• _AIM_:
Show every line containing "JSON" by copying it.
— Start of DATA —
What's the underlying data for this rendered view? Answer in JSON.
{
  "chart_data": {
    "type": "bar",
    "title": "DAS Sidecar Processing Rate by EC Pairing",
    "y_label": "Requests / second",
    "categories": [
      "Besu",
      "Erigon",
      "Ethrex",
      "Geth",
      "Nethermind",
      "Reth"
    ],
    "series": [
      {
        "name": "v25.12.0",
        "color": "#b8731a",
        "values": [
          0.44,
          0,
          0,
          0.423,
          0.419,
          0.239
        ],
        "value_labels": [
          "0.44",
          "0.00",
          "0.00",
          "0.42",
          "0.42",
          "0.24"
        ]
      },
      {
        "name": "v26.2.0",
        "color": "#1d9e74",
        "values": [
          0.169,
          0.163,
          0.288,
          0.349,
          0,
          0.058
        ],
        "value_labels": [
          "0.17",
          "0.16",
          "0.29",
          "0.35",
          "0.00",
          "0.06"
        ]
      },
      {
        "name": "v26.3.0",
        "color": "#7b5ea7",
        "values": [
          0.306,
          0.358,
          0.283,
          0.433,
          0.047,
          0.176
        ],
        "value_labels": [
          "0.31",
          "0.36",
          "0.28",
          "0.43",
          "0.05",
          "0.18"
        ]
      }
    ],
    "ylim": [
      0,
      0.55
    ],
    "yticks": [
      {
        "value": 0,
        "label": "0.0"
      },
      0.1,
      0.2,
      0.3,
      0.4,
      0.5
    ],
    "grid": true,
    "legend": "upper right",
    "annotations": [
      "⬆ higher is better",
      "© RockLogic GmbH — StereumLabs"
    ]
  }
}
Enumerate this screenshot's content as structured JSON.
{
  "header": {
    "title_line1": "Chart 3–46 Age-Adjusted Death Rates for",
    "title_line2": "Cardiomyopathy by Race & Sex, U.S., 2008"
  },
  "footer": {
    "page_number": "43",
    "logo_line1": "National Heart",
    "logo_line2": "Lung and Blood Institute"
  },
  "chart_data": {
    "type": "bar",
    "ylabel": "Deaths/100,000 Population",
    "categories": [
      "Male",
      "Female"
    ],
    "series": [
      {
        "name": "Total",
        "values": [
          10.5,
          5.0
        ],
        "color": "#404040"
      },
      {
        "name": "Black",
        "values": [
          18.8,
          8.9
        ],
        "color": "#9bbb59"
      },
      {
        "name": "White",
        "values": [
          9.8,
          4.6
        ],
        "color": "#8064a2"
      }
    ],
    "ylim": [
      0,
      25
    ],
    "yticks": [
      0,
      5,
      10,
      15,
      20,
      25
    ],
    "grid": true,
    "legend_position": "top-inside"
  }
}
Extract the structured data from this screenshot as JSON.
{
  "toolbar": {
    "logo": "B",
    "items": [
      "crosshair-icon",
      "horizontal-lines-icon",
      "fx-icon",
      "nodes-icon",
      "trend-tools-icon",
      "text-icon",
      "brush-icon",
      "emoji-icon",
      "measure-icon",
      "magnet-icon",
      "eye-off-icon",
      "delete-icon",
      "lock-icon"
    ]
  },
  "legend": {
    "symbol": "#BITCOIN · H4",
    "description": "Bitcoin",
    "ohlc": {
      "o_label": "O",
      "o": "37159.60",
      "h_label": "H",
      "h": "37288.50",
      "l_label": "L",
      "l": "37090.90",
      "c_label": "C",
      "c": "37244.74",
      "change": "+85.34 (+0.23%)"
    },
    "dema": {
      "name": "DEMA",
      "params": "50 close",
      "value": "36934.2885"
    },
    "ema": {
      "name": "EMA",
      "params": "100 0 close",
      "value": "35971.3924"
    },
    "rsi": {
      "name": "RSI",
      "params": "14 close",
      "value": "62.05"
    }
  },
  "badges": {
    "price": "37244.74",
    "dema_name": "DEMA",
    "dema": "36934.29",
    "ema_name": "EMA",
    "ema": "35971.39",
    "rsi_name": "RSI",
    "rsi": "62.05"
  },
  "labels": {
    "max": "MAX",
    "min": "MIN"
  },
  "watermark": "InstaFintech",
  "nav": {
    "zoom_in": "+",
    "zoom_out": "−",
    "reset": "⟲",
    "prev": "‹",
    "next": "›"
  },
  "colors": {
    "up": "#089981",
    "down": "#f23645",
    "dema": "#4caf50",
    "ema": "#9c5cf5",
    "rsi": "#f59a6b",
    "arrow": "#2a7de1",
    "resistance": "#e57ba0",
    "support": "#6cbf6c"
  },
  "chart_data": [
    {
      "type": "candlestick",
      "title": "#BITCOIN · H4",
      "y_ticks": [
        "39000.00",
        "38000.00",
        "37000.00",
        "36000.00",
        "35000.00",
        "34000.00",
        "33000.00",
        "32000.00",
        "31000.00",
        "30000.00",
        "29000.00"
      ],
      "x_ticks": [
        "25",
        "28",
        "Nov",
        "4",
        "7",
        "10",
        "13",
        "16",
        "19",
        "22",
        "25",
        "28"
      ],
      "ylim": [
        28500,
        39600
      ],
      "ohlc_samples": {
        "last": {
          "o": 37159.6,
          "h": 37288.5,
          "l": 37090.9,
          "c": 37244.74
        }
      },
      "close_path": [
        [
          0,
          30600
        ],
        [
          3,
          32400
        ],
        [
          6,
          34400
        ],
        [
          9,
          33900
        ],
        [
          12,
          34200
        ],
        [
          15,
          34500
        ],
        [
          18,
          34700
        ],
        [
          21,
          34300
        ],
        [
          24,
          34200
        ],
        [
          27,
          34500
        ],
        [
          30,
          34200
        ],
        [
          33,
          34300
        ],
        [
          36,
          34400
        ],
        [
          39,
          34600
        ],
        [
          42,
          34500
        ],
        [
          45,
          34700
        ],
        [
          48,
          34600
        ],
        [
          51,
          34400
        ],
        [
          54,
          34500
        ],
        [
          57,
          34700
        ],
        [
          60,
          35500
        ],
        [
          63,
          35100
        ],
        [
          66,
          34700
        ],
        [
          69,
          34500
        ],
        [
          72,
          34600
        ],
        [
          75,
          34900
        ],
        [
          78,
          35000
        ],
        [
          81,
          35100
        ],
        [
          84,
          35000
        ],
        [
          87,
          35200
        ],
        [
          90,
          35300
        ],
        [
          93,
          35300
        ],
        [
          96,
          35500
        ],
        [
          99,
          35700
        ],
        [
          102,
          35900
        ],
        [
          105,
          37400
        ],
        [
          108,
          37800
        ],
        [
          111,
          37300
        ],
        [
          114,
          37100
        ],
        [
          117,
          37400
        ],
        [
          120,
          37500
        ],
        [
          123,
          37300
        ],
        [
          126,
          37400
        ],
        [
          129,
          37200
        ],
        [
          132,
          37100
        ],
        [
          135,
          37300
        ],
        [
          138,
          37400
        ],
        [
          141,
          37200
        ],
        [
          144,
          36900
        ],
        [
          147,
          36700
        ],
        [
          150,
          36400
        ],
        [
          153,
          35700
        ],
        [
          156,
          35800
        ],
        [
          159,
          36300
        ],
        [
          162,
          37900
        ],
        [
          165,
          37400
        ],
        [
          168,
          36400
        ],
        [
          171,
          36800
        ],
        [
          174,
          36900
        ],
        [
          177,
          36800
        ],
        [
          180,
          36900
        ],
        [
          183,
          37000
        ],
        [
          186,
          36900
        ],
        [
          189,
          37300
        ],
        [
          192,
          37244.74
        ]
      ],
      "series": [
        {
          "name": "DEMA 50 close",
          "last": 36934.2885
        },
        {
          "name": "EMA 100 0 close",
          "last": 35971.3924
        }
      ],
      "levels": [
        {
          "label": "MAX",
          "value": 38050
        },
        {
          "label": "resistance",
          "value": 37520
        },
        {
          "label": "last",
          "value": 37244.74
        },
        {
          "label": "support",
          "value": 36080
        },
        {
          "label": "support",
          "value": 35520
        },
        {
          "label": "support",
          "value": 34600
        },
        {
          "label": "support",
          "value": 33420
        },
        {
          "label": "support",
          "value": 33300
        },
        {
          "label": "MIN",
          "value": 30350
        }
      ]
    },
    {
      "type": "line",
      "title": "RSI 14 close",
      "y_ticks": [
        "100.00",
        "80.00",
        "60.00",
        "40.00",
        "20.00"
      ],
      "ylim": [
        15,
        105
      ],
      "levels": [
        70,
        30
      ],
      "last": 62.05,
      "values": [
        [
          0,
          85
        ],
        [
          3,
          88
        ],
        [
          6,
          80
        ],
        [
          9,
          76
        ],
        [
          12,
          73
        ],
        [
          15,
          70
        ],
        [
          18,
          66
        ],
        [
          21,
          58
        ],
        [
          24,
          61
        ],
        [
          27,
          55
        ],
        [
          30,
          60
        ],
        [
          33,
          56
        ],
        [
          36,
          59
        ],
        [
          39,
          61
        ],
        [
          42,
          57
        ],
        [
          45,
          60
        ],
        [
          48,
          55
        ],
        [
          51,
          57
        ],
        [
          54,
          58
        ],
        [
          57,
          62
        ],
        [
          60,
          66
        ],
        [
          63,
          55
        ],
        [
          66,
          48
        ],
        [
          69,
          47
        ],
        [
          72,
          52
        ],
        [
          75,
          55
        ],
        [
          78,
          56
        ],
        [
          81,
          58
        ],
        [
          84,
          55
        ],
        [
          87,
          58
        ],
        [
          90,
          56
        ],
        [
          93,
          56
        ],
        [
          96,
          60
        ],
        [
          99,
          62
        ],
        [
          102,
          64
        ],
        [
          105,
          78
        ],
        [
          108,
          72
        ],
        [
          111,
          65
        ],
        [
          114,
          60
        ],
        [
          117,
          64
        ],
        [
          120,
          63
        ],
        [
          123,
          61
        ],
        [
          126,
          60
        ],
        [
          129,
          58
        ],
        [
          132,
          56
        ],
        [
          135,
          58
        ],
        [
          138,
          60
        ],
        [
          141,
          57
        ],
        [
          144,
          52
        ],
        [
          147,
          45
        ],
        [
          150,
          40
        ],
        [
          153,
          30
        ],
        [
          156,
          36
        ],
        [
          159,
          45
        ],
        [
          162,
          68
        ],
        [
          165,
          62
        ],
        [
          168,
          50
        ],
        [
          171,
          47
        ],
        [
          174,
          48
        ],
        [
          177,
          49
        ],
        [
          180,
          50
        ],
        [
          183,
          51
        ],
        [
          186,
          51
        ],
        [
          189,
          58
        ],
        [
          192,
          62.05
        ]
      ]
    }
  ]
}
— End of DATA —
• _TASK SOLUTION_:
What's the underlying data for this rendered view? Answer in JSON.
Enumerate this screenshot's content as structured JSON.
Extract the structured data from this screenshot as JSON.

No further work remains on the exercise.